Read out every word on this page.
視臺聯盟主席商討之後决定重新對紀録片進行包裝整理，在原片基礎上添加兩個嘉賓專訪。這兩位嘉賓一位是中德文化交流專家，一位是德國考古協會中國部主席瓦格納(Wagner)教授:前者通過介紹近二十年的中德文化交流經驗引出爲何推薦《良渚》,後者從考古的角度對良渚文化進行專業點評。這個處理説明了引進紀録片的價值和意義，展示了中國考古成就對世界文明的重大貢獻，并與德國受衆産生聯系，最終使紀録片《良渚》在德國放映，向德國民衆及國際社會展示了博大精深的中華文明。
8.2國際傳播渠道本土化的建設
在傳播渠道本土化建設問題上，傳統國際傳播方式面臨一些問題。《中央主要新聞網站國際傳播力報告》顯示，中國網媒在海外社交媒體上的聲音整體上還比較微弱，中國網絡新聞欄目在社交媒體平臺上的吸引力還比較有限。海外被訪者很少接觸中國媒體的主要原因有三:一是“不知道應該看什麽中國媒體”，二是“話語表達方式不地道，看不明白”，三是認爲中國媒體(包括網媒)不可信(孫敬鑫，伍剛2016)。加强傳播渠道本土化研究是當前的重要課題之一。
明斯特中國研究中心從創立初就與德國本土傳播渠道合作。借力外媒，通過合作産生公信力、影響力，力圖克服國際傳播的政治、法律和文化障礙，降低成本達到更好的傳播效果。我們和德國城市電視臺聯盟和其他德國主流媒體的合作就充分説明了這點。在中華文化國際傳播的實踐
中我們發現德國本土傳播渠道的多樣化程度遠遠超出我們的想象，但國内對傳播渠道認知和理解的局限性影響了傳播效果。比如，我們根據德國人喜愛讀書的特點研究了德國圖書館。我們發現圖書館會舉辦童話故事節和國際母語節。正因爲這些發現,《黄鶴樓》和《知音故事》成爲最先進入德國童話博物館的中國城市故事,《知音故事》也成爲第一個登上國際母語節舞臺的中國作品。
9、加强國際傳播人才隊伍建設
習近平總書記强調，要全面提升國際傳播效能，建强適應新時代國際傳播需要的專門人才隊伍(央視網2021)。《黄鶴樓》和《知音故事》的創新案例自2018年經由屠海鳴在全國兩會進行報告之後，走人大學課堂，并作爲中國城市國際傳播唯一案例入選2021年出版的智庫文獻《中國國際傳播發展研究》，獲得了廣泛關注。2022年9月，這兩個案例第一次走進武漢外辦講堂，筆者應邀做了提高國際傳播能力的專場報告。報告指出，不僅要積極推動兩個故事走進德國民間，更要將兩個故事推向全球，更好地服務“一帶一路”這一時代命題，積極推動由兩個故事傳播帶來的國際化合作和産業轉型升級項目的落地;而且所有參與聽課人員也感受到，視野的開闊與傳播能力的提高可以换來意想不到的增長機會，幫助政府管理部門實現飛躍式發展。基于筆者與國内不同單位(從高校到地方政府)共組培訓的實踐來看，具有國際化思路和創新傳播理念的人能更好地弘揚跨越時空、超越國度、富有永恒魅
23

==================================================

Write out every entry exactly as given.

**TASK RESULT**
Read out every word on this page.
視臺聯盟主席商討之後决定重新對紀録片進行包裝整理，在原片基礎上添加兩個嘉賓專訪。這兩位嘉賓一位是中德文化交流專家，一位是德國考古協會中國部主席瓦格納(Wagner)教授:前者通過介紹近二十年的中德文化交流經驗引出爲何推薦《良渚》,後者從考古的角度對良渚文化進行專業點評。這個處理説明了引進紀録片的價值和意義，展示了中國考古成就對世界文明的重大貢獻，并與德國受衆産生聯系，最終使紀録片《良渚》在德國放映，向德國民衆及國際社會展示了博大精深的中華文明。
8.2國際傳播渠道本土化的建設
在傳播渠道本土化建設問題上，傳統國際傳播方式面臨一些問題。《中央主要新聞網站國際傳播力報告》顯示，中國網媒在海外社交媒體上的聲音整體上還比較微弱，中國網絡新聞欄目在社交媒體平臺上的吸引力還比較有限。海外被訪者很少接觸中國媒體的主要原因有三:一是“不知道應該看什麽中國媒體”，二是“話語表達方式不地道，看不明白”，三是認爲中國媒體(包括網媒)不可信(孫敬鑫，伍剛2016)。加强傳播渠道本土化研究是當前的重要課題之一。
明斯特中國研究中心從創立初就與德國本土傳播渠道合作。借力外媒，通過合作産生公信力、影響力，力圖克服國際傳播的政治、法律和文化障礙，降低成本達到更好的傳播效果。我們和德國城市電視臺聯盟和其他德國主流媒體的合作就充分説明了這點。在中華文化國際傳播的實踐
中我們發現德國本土傳播渠道的多樣化程度遠遠超出我們的想象，但國内對傳播渠道認知和理解的局限性影響了傳播效果。比如，我們根據德國人喜愛讀書的特點研究了德國圖書館。我們發現圖書館會舉辦童話故事節和國際母語節。正因爲這些發現,《黄鶴樓》和《知音故事》成爲最先進入德國童話博物館的中國城市故事,《知音故事》也成爲第一個登上國際母語節舞臺的中國作品。
9、加强國際傳播人才隊伍建設
習近平總書記强調，要全面提升國際傳播效能，建强適應新時代國際傳播需要的專門人才隊伍(央視網2021)。《黄鶴樓》和《知音故事》的創新案例自2018年經由屠海鳴在全國兩會進行報告之後，走人大學課堂，并作爲中國城市國際傳播唯一案例入選2021年出版的智庫文獻《中國國際傳播發展研究》，獲得了廣泛關注。2022年9月，這兩個案例第一次走進武漢外辦講堂，筆者應邀做了提高國際傳播能力的專場報告。報告指出，不僅要積極推動兩個故事走進德國民間，更要將兩個故事推向全球，更好地服務“一帶一路”這一時代命題，積極推動由兩個故事傳播帶來的國際化合作和産業轉型升級項目的落地;而且所有參與聽課人員也感受到，視野的開闊與傳播能力的提高可以换來意想不到的增長機會，幫助政府管理部門實現飛躍式發展。基于筆者與國内不同單位(從高校到地方政府)共組培訓的實踐來看，具有國際化思路和創新傳播理念的人能更好地弘揚跨越時空、超越國度、富有永恒魅
23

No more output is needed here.